> _GIVEN EXERCISE_: How many of the lines here include "name"? Answer with a single number.
Start of MATERIAL TO PROCESS
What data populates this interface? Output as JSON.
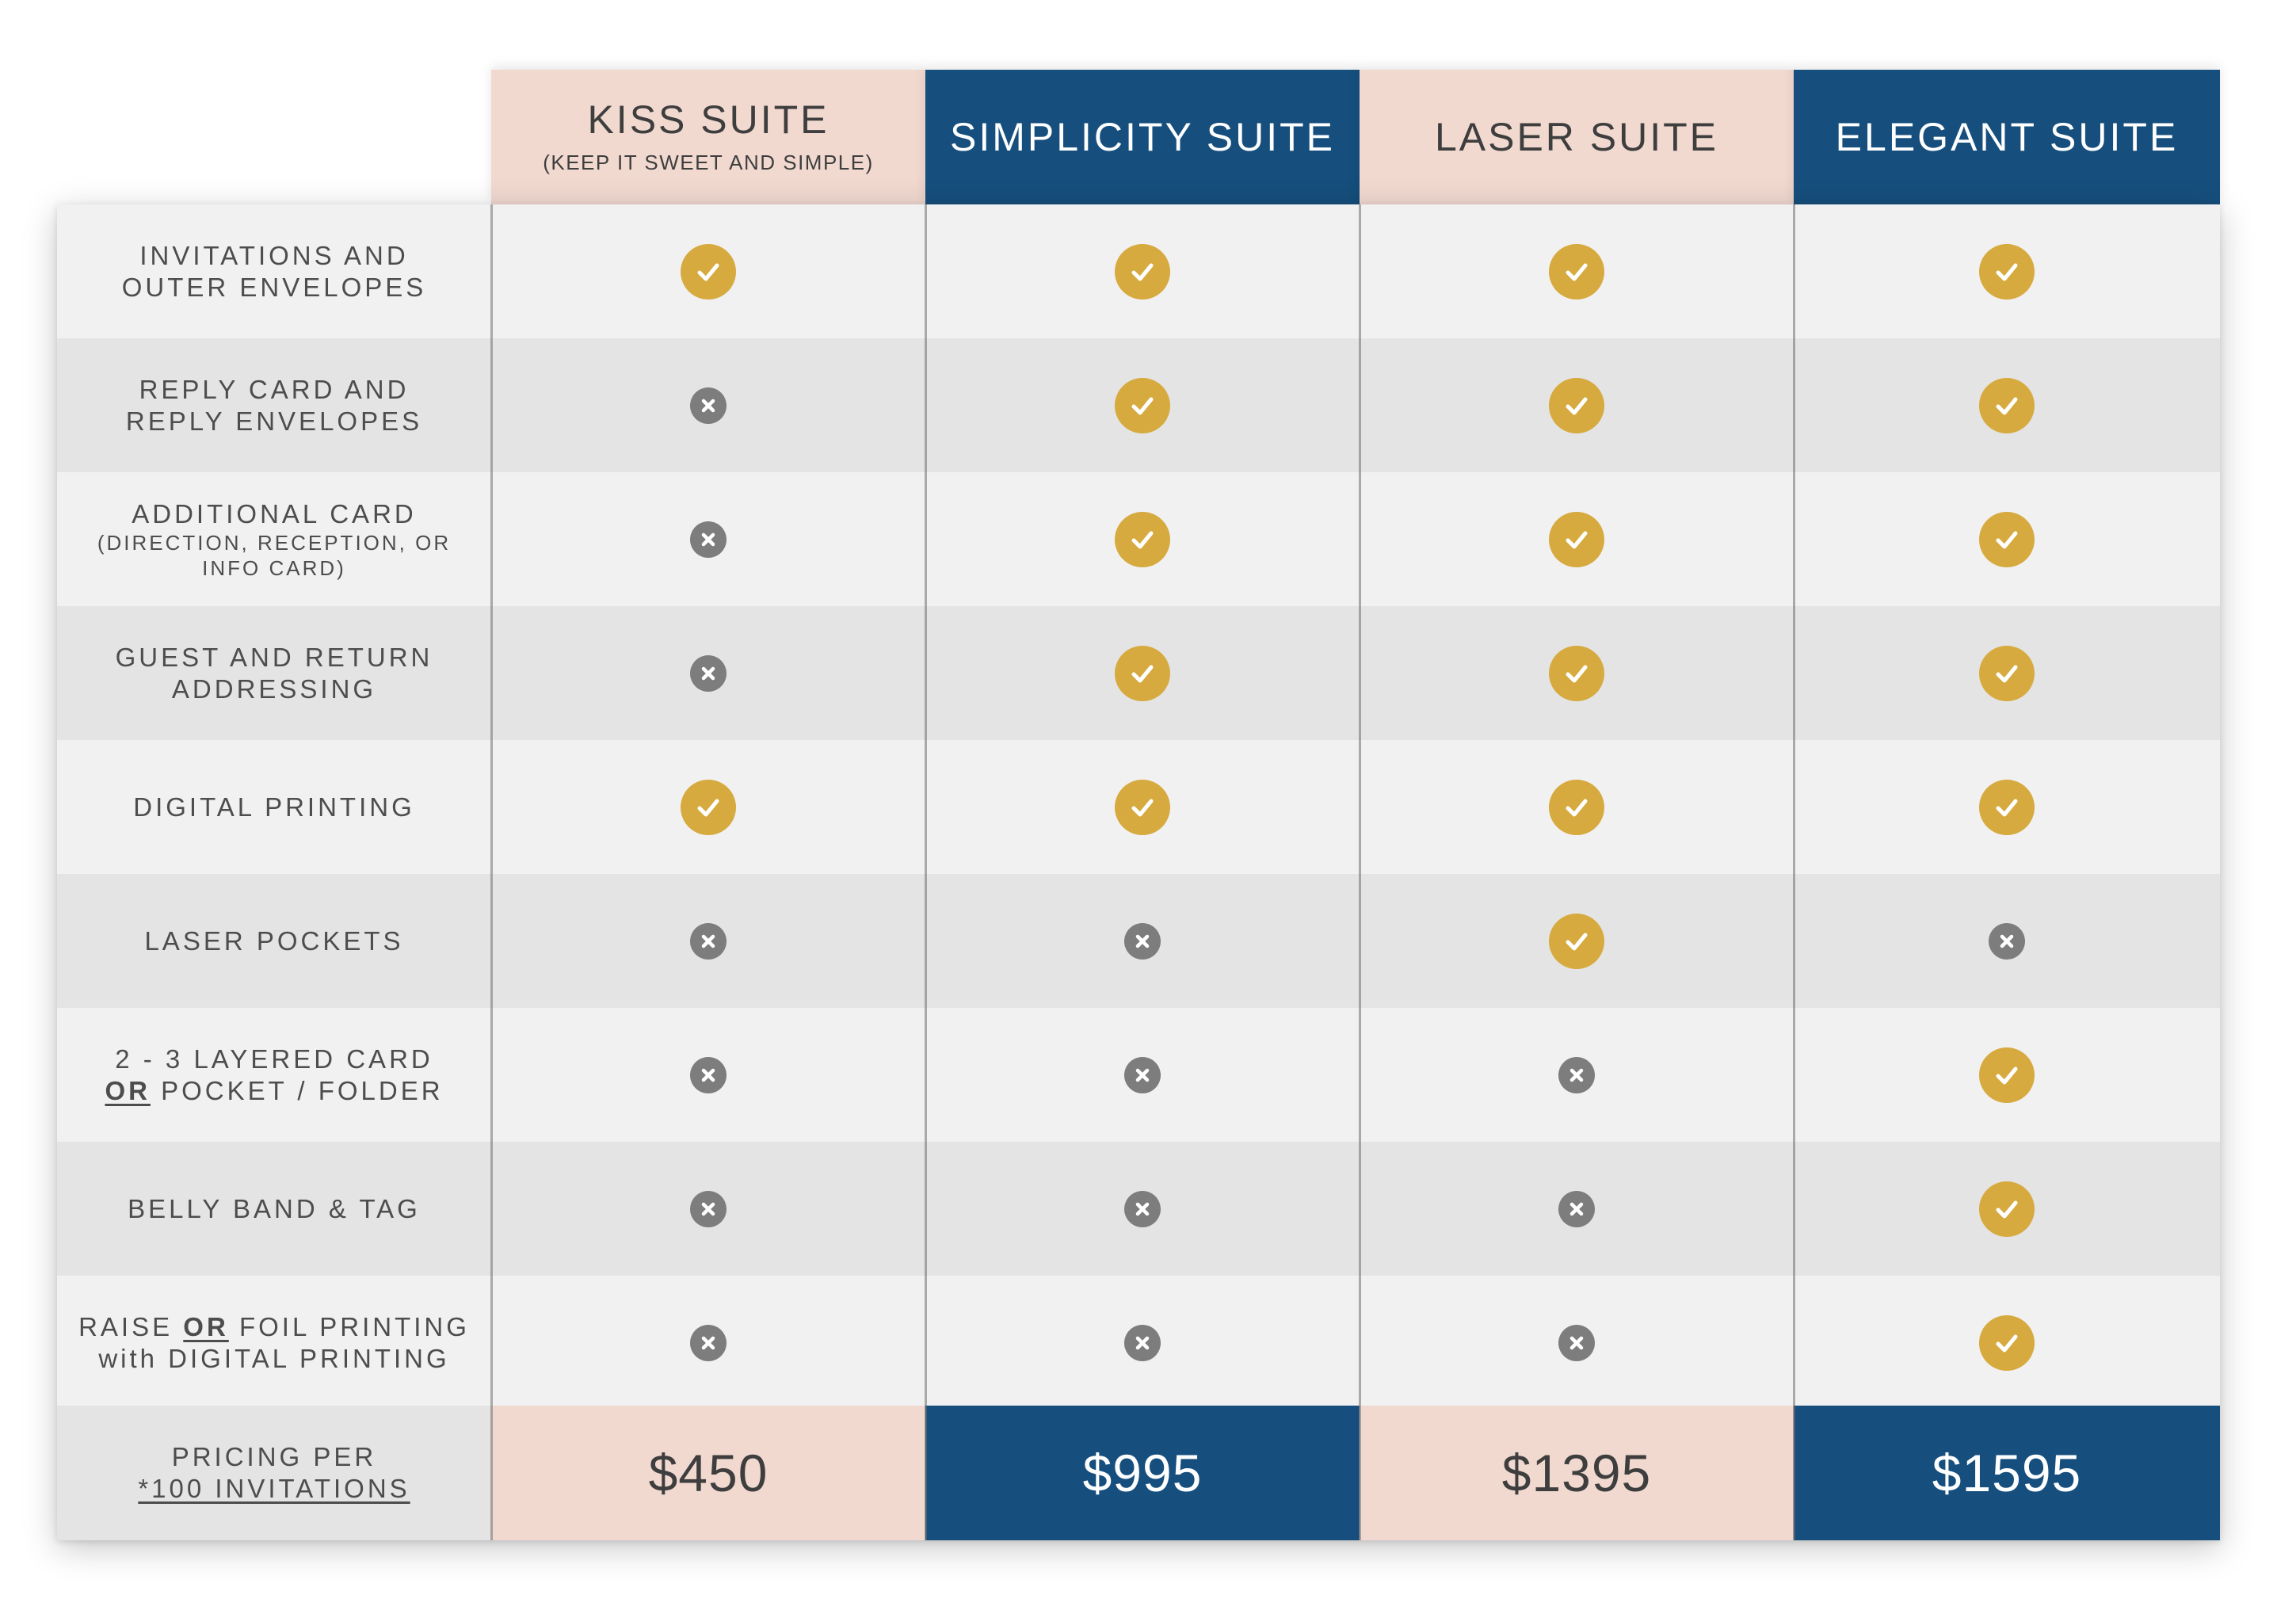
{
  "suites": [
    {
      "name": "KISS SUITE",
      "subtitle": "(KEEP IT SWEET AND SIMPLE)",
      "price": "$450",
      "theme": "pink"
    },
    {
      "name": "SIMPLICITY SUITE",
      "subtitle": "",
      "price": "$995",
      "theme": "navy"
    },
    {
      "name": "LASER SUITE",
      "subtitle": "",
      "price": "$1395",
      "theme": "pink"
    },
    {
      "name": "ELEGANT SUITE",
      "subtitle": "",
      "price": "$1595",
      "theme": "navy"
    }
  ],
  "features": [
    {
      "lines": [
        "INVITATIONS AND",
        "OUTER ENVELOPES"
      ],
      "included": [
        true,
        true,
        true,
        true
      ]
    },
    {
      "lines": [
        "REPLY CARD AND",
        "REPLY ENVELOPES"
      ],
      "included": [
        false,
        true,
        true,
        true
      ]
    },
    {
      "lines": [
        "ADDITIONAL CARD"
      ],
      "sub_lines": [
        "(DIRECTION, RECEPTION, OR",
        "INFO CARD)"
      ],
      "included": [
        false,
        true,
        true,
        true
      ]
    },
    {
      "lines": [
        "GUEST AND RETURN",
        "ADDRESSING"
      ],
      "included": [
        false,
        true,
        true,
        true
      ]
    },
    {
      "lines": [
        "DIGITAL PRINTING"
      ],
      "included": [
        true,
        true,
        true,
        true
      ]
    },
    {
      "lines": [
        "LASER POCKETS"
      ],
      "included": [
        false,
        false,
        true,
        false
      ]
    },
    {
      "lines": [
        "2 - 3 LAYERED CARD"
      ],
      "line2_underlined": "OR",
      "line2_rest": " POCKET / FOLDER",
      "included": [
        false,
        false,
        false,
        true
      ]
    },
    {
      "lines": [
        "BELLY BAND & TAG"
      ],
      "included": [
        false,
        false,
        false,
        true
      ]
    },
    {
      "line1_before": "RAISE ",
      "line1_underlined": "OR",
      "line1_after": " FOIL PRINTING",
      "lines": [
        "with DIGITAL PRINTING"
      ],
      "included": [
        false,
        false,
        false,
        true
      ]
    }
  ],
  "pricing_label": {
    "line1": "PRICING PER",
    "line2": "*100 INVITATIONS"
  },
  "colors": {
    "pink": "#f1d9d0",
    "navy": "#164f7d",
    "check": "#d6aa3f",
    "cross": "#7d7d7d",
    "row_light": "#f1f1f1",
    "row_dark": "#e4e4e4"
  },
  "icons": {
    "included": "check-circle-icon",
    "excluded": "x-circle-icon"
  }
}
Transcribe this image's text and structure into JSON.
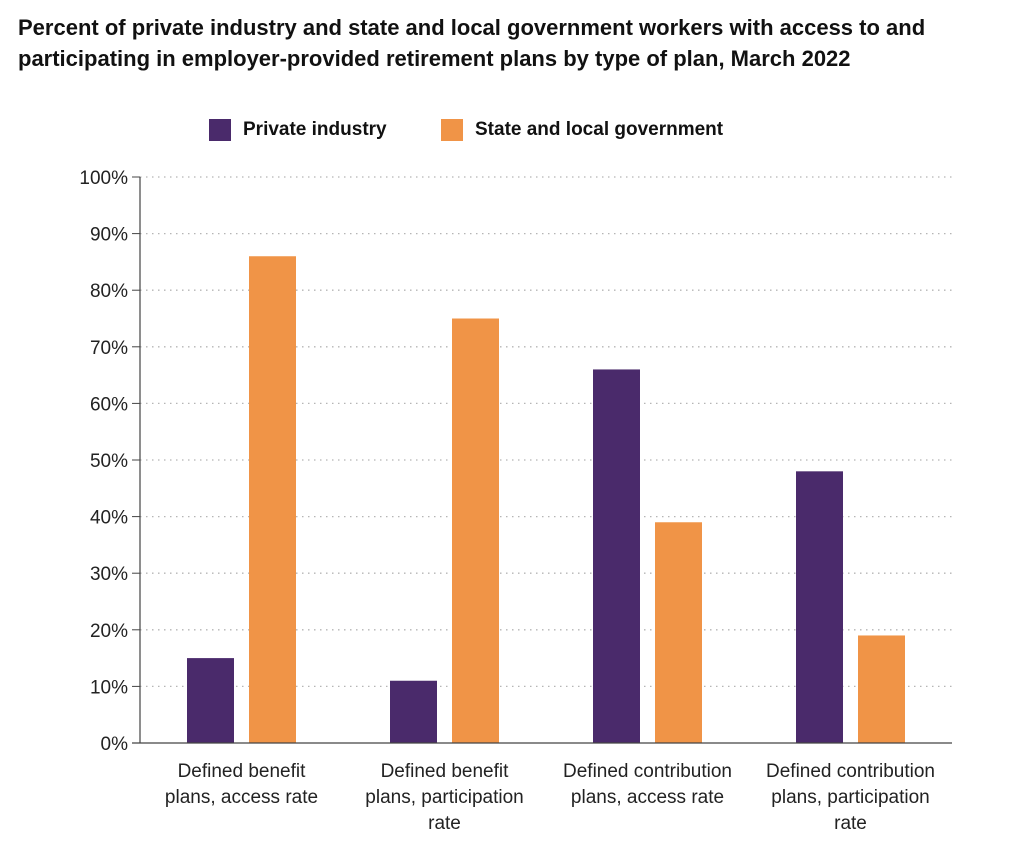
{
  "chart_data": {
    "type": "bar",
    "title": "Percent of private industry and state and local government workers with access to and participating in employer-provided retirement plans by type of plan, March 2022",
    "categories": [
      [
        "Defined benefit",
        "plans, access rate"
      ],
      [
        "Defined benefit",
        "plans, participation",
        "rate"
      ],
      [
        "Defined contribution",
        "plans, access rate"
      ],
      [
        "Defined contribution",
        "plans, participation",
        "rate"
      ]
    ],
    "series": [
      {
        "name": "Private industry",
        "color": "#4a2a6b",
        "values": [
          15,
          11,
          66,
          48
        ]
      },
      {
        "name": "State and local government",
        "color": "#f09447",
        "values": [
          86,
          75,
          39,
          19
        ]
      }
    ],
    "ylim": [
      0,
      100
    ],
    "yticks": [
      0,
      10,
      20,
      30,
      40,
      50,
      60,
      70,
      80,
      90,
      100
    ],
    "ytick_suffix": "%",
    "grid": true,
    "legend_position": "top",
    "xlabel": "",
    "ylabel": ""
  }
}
End of MATERIAL TO PROCESS
> _CORRECT OUTPUT_: 6